SET EXERCISE> Using the entries that follow, collect the lines where the word "color" appears.

━━ TASK MATERIAL

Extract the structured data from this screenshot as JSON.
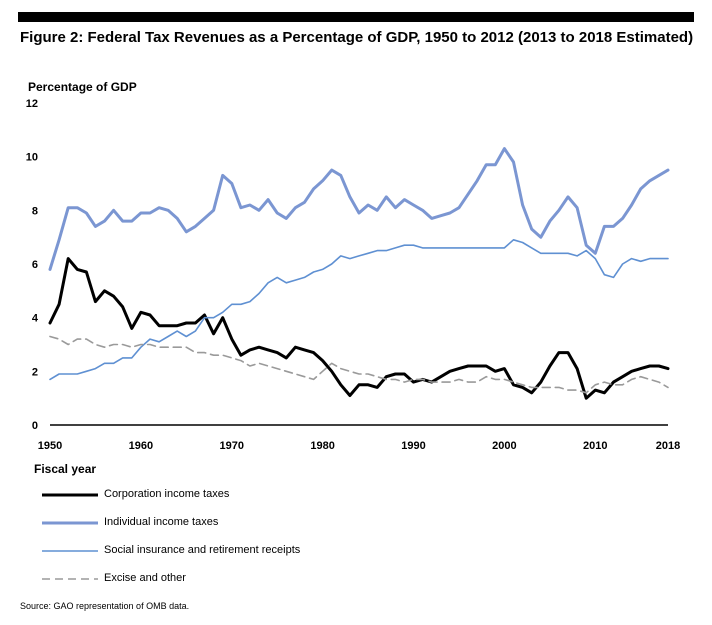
{
  "figure": {
    "title": "Figure 2: Federal Tax Revenues as a Percentage of GDP, 1950 to 2012 (2013 to 2018 Estimated)",
    "source": "Source: GAO representation of OMB data."
  },
  "chart_data": {
    "type": "line",
    "title": "Figure 2: Federal Tax Revenues as a Percentage of GDP, 1950 to 2012 (2013 to 2018 Estimated)",
    "ylabel": "Percentage of GDP",
    "xlabel": "Fiscal year",
    "xlim": [
      1950,
      2018
    ],
    "ylim": [
      0,
      12
    ],
    "xticks": [
      "1950",
      "1960",
      "1970",
      "1980",
      "1990",
      "2000",
      "2010",
      "2018"
    ],
    "yticks": [
      "0",
      "2",
      "4",
      "6",
      "8",
      "10",
      "12"
    ],
    "grid": false,
    "legend_position": "bottom",
    "x": [
      1950,
      1951,
      1952,
      1953,
      1954,
      1955,
      1956,
      1957,
      1958,
      1959,
      1960,
      1961,
      1962,
      1963,
      1964,
      1965,
      1966,
      1967,
      1968,
      1969,
      1970,
      1971,
      1972,
      1973,
      1974,
      1975,
      1976,
      1977,
      1978,
      1979,
      1980,
      1981,
      1982,
      1983,
      1984,
      1985,
      1986,
      1987,
      1988,
      1989,
      1990,
      1991,
      1992,
      1993,
      1994,
      1995,
      1996,
      1997,
      1998,
      1999,
      2000,
      2001,
      2002,
      2003,
      2004,
      2005,
      2006,
      2007,
      2008,
      2009,
      2010,
      2011,
      2012,
      2013,
      2014,
      2015,
      2016,
      2017,
      2018
    ],
    "series": [
      {
        "name": "Corporation income taxes",
        "color": "#000000",
        "style": "solid-thick",
        "values": [
          3.8,
          4.5,
          6.2,
          5.8,
          5.7,
          4.6,
          5.0,
          4.8,
          4.4,
          3.6,
          4.2,
          4.1,
          3.7,
          3.7,
          3.7,
          3.8,
          3.8,
          4.1,
          3.4,
          4.0,
          3.2,
          2.6,
          2.8,
          2.9,
          2.8,
          2.7,
          2.5,
          2.9,
          2.8,
          2.7,
          2.4,
          2.0,
          1.5,
          1.1,
          1.5,
          1.5,
          1.4,
          1.8,
          1.9,
          1.9,
          1.6,
          1.7,
          1.6,
          1.8,
          2.0,
          2.1,
          2.2,
          2.2,
          2.2,
          2.0,
          2.1,
          1.5,
          1.4,
          1.2,
          1.6,
          2.2,
          2.7,
          2.7,
          2.1,
          1.0,
          1.3,
          1.2,
          1.6,
          1.8,
          2.0,
          2.1,
          2.2,
          2.2,
          2.1
        ]
      },
      {
        "name": "Individual income taxes",
        "color": "#7b96d2",
        "style": "solid-thick",
        "values": [
          5.8,
          6.9,
          8.1,
          8.1,
          7.9,
          7.4,
          7.6,
          8.0,
          7.6,
          7.6,
          7.9,
          7.9,
          8.1,
          8.0,
          7.7,
          7.2,
          7.4,
          7.7,
          8.0,
          9.3,
          9.0,
          8.1,
          8.2,
          8.0,
          8.4,
          7.9,
          7.7,
          8.1,
          8.3,
          8.8,
          9.1,
          9.5,
          9.3,
          8.5,
          7.9,
          8.2,
          8.0,
          8.5,
          8.1,
          8.4,
          8.2,
          8.0,
          7.7,
          7.8,
          7.9,
          8.1,
          8.6,
          9.1,
          9.7,
          9.7,
          10.3,
          9.8,
          8.2,
          7.3,
          7.0,
          7.6,
          8.0,
          8.5,
          8.1,
          6.7,
          6.4,
          7.4,
          7.4,
          7.7,
          8.2,
          8.8,
          9.1,
          9.3,
          9.5
        ]
      },
      {
        "name": "Social insurance and retirement receipts",
        "color": "#5f90d2",
        "style": "solid-thin",
        "values": [
          1.7,
          1.9,
          1.9,
          1.9,
          2.0,
          2.1,
          2.3,
          2.3,
          2.5,
          2.5,
          2.9,
          3.2,
          3.1,
          3.3,
          3.5,
          3.3,
          3.5,
          4.0,
          4.0,
          4.2,
          4.5,
          4.5,
          4.6,
          4.9,
          5.3,
          5.5,
          5.3,
          5.4,
          5.5,
          5.7,
          5.8,
          6.0,
          6.3,
          6.2,
          6.3,
          6.4,
          6.5,
          6.5,
          6.6,
          6.7,
          6.7,
          6.6,
          6.6,
          6.6,
          6.6,
          6.6,
          6.6,
          6.6,
          6.6,
          6.6,
          6.6,
          6.9,
          6.8,
          6.6,
          6.4,
          6.4,
          6.4,
          6.4,
          6.3,
          6.5,
          6.2,
          5.6,
          5.5,
          6.0,
          6.2,
          6.1,
          6.2,
          6.2,
          6.2
        ]
      },
      {
        "name": "Excise and other",
        "color": "#9a9a9a",
        "style": "dashed",
        "values": [
          3.3,
          3.2,
          3.0,
          3.2,
          3.2,
          3.0,
          2.9,
          3.0,
          3.0,
          2.9,
          3.0,
          3.0,
          2.9,
          2.9,
          2.9,
          2.9,
          2.7,
          2.7,
          2.6,
          2.6,
          2.5,
          2.4,
          2.2,
          2.3,
          2.2,
          2.1,
          2.0,
          1.9,
          1.8,
          1.7,
          2.0,
          2.3,
          2.1,
          2.0,
          1.9,
          1.9,
          1.8,
          1.7,
          1.7,
          1.6,
          1.7,
          1.7,
          1.6,
          1.6,
          1.6,
          1.7,
          1.6,
          1.6,
          1.8,
          1.7,
          1.7,
          1.6,
          1.5,
          1.4,
          1.4,
          1.4,
          1.4,
          1.3,
          1.3,
          1.2,
          1.5,
          1.6,
          1.5,
          1.5,
          1.7,
          1.8,
          1.7,
          1.6,
          1.4
        ]
      }
    ]
  }
}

━━━━

RESULT OF THIS TASK>
        "color": "#000000",
        "color": "#7b96d2",
        "color": "#5f90d2",
        "color": "#9a9a9a",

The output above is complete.